>> begin

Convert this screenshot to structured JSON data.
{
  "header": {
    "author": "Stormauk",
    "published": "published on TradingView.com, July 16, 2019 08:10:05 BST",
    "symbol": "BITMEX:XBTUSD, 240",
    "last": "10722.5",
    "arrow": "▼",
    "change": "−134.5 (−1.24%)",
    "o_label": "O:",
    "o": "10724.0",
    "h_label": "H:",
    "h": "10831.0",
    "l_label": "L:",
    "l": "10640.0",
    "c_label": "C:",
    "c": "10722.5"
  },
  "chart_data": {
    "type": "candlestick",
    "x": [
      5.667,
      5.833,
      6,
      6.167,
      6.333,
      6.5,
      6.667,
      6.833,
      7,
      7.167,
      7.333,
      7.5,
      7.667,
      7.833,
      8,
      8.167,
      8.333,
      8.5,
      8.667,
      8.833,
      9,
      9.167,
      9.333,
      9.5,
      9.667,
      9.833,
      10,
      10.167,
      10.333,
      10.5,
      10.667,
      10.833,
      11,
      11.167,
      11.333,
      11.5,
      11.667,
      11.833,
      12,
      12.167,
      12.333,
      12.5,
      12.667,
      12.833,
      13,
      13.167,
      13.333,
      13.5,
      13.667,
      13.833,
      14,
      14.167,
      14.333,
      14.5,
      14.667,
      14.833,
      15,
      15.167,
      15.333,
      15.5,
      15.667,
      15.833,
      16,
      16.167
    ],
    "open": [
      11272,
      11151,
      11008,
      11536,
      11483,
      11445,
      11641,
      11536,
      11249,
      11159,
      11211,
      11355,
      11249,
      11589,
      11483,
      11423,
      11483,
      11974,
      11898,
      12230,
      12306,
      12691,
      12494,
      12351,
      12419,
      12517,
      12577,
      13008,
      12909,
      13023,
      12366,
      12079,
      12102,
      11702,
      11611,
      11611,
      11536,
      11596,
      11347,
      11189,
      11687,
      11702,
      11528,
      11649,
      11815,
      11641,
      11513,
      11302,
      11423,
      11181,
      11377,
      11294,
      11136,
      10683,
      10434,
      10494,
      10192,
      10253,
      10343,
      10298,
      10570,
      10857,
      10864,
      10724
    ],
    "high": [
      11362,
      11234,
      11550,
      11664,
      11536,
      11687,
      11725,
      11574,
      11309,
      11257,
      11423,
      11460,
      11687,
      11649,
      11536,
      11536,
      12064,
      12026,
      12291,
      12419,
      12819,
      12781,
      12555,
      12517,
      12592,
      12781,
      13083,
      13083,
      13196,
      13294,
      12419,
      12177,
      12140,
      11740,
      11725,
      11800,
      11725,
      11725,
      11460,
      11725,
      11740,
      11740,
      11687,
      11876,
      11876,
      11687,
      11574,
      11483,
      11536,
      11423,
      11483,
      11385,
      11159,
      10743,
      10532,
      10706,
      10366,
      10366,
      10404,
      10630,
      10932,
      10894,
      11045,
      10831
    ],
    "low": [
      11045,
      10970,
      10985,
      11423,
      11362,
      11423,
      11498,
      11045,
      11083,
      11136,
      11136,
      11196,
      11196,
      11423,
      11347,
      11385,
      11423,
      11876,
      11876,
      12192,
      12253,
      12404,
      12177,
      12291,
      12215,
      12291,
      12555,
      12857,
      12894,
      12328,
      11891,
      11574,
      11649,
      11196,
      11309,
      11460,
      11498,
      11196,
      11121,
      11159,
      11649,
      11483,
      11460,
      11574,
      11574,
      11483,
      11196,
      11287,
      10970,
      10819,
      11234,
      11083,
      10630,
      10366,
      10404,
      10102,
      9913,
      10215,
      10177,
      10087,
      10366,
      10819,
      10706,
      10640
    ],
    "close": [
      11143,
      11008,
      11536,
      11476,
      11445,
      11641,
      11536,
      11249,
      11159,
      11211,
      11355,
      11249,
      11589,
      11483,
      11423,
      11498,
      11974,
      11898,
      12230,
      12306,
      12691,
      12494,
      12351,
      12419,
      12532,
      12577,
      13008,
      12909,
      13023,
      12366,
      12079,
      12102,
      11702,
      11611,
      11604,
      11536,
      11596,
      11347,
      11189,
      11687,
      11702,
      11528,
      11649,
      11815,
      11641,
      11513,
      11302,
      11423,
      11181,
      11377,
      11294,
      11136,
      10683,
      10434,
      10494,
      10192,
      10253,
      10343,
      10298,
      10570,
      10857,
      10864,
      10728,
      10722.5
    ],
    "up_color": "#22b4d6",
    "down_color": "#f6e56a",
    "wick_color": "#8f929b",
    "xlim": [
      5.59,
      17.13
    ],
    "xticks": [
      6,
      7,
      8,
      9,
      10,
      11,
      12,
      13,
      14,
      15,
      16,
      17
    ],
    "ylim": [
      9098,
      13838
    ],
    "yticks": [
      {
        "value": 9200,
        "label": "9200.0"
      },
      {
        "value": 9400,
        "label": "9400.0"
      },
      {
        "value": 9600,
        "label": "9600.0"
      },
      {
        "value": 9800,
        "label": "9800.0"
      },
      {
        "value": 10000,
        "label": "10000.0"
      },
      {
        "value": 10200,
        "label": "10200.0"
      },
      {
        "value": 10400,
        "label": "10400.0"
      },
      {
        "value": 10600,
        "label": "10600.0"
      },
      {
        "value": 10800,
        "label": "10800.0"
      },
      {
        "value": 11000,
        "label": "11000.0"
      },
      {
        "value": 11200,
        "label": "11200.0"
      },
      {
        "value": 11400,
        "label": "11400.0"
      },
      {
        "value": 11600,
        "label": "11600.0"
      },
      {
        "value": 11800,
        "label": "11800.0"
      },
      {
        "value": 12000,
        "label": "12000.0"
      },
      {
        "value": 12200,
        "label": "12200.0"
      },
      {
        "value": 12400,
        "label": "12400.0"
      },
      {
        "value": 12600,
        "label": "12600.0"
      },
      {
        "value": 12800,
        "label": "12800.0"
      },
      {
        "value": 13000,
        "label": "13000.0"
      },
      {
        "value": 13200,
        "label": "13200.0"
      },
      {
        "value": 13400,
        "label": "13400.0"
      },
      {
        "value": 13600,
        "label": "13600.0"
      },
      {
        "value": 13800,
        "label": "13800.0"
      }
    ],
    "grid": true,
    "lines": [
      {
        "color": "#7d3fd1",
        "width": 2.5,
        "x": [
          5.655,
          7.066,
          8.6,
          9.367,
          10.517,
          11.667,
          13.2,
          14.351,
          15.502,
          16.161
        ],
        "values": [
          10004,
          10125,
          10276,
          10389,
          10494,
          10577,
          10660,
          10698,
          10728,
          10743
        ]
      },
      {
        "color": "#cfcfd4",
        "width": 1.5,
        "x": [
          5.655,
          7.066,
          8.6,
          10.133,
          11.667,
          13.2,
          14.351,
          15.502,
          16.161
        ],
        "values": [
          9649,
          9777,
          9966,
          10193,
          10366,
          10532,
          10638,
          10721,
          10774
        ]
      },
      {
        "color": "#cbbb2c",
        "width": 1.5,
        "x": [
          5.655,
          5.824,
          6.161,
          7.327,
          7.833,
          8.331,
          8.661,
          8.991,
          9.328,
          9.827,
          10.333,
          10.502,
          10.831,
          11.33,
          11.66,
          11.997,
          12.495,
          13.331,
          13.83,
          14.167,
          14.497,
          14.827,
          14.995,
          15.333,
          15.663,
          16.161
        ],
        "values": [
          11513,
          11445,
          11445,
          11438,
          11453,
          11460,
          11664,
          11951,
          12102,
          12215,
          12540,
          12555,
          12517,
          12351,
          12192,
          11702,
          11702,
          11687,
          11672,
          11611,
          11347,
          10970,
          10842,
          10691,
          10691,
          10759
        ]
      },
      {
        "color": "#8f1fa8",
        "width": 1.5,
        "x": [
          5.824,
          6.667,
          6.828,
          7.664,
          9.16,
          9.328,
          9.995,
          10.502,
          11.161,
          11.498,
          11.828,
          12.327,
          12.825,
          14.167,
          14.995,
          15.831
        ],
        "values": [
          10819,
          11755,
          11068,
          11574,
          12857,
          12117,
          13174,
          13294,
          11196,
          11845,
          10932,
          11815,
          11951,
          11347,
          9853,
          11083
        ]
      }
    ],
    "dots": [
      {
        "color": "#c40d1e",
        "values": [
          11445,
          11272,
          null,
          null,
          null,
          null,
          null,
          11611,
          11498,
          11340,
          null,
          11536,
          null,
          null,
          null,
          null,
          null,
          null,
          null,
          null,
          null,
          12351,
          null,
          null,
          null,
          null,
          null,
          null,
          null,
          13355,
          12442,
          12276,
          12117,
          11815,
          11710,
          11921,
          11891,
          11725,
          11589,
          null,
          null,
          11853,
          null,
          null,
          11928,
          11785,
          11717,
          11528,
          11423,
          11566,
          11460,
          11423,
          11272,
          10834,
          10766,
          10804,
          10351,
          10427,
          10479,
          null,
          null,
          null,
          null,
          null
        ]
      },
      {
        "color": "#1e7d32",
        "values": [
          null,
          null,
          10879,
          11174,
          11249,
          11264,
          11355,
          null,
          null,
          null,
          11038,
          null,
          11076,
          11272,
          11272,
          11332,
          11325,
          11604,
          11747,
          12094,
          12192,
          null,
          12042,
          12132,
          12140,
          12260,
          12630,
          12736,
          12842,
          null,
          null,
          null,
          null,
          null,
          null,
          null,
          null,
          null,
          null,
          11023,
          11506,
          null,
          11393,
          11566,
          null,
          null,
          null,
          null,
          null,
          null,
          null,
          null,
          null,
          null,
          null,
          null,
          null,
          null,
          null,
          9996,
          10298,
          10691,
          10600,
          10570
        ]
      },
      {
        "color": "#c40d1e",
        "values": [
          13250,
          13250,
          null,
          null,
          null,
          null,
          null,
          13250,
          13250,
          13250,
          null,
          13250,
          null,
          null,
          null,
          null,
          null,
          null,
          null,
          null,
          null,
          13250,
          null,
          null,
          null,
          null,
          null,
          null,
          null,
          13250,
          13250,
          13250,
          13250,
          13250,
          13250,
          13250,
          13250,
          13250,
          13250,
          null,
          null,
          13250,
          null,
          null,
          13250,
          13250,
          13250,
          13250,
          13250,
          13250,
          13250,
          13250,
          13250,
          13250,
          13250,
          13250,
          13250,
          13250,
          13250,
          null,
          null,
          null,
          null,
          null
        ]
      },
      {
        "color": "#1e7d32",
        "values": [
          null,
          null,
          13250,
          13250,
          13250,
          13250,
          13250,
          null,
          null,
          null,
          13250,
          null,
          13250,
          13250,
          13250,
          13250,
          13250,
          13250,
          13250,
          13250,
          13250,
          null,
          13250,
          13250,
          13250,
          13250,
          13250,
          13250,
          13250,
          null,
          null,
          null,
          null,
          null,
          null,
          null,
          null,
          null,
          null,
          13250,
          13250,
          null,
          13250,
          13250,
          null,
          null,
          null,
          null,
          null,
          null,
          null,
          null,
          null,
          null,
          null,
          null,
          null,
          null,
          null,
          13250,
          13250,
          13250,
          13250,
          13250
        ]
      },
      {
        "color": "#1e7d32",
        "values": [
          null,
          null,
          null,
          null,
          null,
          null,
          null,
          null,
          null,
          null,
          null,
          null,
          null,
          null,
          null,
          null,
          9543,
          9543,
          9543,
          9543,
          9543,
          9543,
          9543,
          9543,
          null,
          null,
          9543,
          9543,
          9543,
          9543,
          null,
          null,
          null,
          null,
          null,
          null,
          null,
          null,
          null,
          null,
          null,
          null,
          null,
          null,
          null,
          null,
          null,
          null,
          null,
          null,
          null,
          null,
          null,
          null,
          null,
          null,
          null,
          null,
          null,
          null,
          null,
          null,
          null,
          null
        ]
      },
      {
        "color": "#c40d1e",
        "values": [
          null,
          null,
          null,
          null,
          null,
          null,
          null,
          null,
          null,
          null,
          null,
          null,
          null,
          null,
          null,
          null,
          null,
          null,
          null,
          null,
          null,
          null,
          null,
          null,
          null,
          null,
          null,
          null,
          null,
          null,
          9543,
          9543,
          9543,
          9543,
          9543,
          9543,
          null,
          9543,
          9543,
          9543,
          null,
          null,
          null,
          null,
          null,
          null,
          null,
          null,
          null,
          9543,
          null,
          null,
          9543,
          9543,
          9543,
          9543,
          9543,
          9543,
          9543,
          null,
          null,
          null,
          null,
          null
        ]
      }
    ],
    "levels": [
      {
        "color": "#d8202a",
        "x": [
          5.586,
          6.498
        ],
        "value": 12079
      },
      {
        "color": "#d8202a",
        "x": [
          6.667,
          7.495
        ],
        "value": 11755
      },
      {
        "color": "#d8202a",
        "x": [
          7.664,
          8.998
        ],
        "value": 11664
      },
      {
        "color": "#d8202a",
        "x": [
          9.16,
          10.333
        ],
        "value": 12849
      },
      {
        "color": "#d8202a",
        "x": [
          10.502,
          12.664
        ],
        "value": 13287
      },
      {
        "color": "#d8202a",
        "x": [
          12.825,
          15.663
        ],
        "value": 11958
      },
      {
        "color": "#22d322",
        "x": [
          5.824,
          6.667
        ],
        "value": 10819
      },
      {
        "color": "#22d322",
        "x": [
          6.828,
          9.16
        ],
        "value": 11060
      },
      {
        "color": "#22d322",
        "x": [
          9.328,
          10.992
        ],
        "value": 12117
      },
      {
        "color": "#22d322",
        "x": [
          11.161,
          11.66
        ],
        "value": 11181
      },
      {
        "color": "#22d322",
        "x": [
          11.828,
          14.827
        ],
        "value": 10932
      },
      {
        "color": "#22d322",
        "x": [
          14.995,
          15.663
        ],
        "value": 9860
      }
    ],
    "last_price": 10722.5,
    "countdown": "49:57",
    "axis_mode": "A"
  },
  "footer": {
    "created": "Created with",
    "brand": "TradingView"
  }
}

>> end

- Exercise task -
Filter the data, keeping only the lines that contain "TradingView".

- Correct answer -
    "published": "published on TradingView.com, July 16, 2019 08:10:05 BST",
    "brand": "TradingView"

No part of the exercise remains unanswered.